# DATA RECORDS:
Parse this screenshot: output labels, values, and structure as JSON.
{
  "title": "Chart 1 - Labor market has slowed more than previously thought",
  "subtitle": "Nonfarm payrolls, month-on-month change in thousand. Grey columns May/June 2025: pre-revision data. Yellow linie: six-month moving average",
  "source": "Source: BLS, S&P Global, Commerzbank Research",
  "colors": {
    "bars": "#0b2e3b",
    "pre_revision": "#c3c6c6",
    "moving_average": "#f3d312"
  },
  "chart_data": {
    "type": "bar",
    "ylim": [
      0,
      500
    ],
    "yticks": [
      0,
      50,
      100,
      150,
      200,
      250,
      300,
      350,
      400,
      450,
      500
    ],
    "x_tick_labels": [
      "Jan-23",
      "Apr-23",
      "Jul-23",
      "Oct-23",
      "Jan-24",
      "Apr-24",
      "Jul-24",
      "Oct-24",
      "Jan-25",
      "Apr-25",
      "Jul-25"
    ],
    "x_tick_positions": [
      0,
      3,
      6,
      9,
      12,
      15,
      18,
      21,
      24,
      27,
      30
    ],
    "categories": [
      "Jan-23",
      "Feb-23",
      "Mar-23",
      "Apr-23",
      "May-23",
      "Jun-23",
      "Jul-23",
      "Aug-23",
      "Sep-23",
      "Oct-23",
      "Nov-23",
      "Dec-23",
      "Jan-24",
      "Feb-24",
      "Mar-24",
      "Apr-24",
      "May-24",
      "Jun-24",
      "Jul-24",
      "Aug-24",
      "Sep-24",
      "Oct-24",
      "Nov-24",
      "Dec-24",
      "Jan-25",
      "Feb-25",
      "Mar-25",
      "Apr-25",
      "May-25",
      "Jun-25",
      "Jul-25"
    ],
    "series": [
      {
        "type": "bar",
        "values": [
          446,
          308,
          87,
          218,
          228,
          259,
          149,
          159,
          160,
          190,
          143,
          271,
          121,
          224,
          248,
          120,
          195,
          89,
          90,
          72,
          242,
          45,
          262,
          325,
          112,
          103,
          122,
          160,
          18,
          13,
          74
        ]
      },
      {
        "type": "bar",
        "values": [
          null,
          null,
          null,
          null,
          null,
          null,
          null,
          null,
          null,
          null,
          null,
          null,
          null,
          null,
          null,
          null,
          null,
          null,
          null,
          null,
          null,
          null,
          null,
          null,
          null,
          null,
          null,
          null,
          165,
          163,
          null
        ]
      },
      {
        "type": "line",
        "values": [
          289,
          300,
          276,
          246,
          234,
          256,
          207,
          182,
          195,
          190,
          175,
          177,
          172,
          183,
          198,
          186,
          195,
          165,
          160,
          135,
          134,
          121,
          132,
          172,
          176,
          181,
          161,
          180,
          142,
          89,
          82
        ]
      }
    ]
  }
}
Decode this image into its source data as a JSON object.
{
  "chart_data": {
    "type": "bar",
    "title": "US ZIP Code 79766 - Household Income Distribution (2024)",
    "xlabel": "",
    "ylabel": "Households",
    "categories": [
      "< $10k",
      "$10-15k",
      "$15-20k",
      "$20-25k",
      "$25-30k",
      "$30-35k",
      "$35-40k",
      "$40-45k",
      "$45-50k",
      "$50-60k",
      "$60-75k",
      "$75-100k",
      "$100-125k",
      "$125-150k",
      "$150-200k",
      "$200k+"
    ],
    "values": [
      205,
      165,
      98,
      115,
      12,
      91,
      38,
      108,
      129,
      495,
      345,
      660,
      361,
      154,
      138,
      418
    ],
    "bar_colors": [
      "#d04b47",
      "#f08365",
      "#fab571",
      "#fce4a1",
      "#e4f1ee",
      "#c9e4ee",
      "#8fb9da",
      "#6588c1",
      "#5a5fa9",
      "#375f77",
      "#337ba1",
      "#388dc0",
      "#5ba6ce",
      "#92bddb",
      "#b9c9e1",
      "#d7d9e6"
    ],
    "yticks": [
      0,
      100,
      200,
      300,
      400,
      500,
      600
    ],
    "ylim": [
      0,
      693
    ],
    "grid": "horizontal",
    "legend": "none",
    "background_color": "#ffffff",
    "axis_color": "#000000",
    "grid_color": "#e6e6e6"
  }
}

# EXERCISE DIRECTIONS:
Write out once more the lines above beginning at the line with "Decode this image"; continue through the final line and stop there.

# REPLY:
Decode this image into its source data as a JSON object.
{
  "chart_data": {
    "type": "bar",
    "title": "US ZIP Code 79766 - Household Income Distribution (2024)",
    "xlabel": "",
    "ylabel": "Households",
    "categories": [
      "< $10k",
      "$10-15k",
      "$15-20k",
      "$20-25k",
      "$25-30k",
      "$30-35k",
      "$35-40k",
      "$40-45k",
      "$45-50k",
      "$50-60k",
      "$60-75k",
      "$75-100k",
      "$100-125k",
      "$125-150k",
      "$150-200k",
      "$200k+"
    ],
    "values": [
      205,
      165,
      98,
      115,
      12,
      91,
      38,
      108,
      129,
      495,
      345,
      660,
      361,
      154,
      138,
      418
    ],
    "bar_colors": [
      "#d04b47",
      "#f08365",
      "#fab571",
      "#fce4a1",
      "#e4f1ee",
      "#c9e4ee",
      "#8fb9da",
      "#6588c1",
      "#5a5fa9",
      "#375f77",
      "#337ba1",
      "#388dc0",
      "#5ba6ce",
      "#92bddb",
      "#b9c9e1",
      "#d7d9e6"
    ],
    "yticks": [
      0,
      100,
      200,
      300,
      400,
      500,
      600
    ],
    "ylim": [
      0,
      693
    ],
    "grid": "horizontal",
    "legend": "none",
    "background_color": "#ffffff",
    "axis_color": "#000000",
    "grid_color": "#e6e6e6"
  }
}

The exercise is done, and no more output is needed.